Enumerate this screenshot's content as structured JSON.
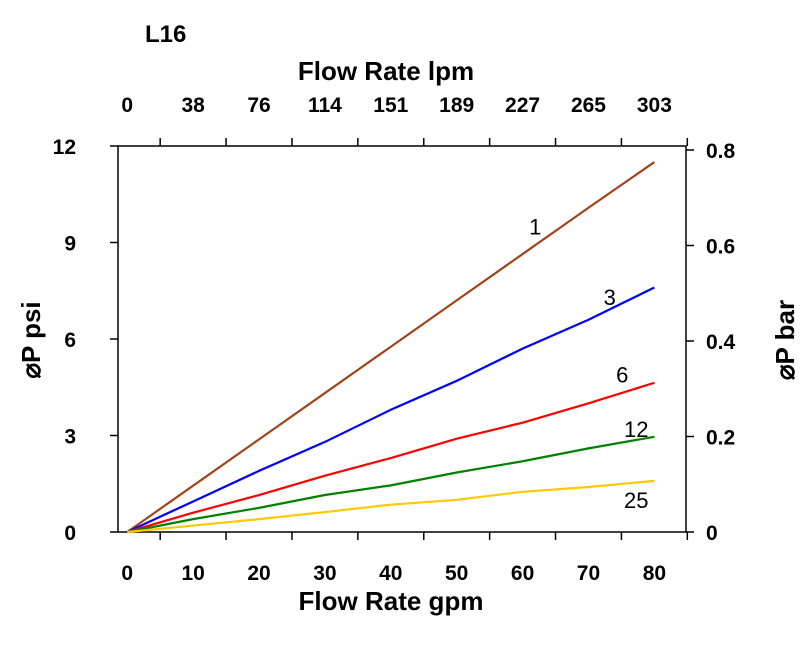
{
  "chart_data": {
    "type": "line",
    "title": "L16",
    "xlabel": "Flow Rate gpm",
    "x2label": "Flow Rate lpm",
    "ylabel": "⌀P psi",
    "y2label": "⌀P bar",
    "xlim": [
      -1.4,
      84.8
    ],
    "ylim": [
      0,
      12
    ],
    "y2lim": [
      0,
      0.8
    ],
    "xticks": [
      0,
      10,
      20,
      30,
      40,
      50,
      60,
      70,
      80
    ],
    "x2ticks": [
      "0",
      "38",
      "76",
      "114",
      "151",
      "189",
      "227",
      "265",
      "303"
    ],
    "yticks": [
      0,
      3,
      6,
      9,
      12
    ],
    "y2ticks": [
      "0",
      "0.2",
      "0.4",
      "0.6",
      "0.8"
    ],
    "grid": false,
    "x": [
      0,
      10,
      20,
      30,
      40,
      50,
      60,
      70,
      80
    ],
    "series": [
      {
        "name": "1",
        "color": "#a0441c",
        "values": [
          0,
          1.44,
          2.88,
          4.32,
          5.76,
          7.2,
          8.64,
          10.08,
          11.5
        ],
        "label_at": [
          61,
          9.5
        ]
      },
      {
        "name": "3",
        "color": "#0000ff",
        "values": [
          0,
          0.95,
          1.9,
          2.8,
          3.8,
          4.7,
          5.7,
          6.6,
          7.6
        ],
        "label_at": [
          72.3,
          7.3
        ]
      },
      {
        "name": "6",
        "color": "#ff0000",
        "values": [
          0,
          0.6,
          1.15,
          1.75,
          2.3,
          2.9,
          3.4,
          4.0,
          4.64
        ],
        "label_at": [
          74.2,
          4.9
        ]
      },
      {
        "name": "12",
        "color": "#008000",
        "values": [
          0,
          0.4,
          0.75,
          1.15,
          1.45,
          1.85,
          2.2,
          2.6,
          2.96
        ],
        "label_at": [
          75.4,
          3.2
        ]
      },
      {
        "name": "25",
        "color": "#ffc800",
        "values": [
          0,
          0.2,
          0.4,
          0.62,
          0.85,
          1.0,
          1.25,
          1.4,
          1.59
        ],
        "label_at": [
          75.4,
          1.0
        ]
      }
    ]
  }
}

★ ★ ★ ★ ★

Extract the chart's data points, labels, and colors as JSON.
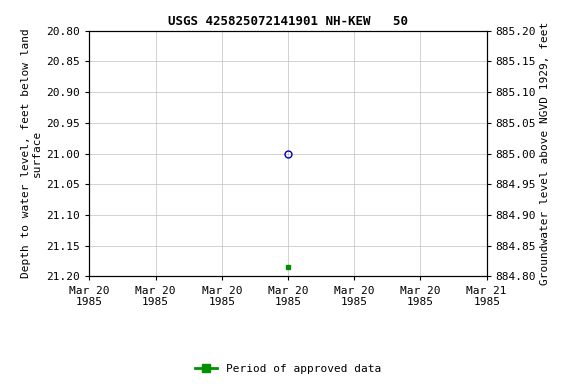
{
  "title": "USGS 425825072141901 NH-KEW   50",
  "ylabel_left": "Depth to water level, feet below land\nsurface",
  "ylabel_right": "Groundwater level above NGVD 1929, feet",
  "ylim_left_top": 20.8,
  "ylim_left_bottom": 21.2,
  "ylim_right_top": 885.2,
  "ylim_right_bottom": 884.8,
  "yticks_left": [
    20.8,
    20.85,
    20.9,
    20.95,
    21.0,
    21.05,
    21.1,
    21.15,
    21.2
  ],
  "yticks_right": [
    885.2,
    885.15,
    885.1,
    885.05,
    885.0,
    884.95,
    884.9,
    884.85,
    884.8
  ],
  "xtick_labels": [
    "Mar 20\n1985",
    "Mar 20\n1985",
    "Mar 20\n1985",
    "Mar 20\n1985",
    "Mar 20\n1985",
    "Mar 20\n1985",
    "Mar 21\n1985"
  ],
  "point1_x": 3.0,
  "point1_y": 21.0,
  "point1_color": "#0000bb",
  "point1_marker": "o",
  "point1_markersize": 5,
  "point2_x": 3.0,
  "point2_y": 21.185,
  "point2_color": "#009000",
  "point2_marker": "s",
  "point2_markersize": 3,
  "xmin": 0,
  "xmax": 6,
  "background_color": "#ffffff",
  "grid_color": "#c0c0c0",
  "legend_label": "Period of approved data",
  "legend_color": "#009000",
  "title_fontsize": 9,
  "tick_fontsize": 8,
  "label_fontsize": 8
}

★ ★ ★ ★ ★

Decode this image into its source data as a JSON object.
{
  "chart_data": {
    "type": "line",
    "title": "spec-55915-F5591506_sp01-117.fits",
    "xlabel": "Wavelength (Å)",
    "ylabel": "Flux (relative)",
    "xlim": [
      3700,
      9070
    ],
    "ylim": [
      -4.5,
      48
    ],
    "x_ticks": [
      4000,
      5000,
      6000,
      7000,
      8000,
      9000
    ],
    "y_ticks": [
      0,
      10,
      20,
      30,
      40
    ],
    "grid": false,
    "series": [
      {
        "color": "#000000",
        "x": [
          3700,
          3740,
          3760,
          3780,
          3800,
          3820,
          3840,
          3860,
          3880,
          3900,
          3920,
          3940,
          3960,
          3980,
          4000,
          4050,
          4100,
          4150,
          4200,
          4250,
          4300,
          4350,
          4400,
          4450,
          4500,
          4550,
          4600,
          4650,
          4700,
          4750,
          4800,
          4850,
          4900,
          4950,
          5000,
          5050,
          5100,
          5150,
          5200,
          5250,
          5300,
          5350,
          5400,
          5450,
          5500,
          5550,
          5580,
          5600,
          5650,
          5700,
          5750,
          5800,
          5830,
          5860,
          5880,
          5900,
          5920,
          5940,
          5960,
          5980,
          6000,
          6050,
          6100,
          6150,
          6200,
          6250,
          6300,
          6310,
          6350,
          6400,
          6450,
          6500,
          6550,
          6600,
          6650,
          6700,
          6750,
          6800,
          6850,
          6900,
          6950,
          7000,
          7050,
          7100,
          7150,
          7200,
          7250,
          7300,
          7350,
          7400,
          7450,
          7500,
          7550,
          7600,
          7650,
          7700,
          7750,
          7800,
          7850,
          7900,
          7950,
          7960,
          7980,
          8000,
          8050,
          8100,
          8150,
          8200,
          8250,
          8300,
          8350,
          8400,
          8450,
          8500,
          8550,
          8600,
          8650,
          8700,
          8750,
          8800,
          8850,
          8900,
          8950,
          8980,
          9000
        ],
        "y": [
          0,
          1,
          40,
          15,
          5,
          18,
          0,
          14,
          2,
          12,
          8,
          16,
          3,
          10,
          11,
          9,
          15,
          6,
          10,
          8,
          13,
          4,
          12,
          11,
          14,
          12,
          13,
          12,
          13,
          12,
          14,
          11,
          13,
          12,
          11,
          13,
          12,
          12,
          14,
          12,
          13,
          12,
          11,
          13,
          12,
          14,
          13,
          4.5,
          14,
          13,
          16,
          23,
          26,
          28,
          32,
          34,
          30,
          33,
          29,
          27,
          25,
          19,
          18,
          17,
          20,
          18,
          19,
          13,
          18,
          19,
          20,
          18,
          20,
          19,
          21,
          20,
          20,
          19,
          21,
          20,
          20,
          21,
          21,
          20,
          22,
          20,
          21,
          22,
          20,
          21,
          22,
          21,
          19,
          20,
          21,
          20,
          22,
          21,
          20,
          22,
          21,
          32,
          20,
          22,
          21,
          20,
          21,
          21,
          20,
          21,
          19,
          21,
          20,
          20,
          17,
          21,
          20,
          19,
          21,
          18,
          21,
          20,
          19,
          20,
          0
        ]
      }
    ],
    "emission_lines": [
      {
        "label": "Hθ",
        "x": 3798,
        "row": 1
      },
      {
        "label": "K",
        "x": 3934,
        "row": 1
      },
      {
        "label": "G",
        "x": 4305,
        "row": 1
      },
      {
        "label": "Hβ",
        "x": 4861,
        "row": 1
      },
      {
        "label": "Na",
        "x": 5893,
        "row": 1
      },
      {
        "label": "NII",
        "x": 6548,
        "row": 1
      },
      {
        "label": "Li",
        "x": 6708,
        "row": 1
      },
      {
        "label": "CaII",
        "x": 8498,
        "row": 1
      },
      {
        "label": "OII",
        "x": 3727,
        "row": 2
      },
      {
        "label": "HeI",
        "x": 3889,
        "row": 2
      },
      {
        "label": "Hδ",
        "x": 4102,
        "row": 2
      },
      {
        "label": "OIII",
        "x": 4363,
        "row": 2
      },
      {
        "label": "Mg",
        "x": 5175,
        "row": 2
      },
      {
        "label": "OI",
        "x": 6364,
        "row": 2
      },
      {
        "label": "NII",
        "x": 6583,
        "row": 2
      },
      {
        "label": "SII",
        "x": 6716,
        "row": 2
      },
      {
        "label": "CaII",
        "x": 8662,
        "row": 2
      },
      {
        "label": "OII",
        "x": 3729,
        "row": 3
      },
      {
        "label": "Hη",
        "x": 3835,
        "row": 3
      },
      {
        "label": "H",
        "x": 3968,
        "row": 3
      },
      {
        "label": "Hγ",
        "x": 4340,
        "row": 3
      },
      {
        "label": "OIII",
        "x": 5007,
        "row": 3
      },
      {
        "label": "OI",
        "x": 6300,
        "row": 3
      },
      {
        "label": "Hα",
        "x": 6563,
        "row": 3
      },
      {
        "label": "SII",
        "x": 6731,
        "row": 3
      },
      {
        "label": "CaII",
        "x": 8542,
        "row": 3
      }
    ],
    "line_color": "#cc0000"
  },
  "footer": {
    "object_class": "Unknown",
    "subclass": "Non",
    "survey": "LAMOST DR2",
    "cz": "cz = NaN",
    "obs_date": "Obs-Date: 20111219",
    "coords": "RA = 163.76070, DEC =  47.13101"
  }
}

★ ★ ★ ★ ★

• Goal of the exercise: Only the number is wanted: how many lines in the entries above contain the word "xlabel"?

• Correct result: 2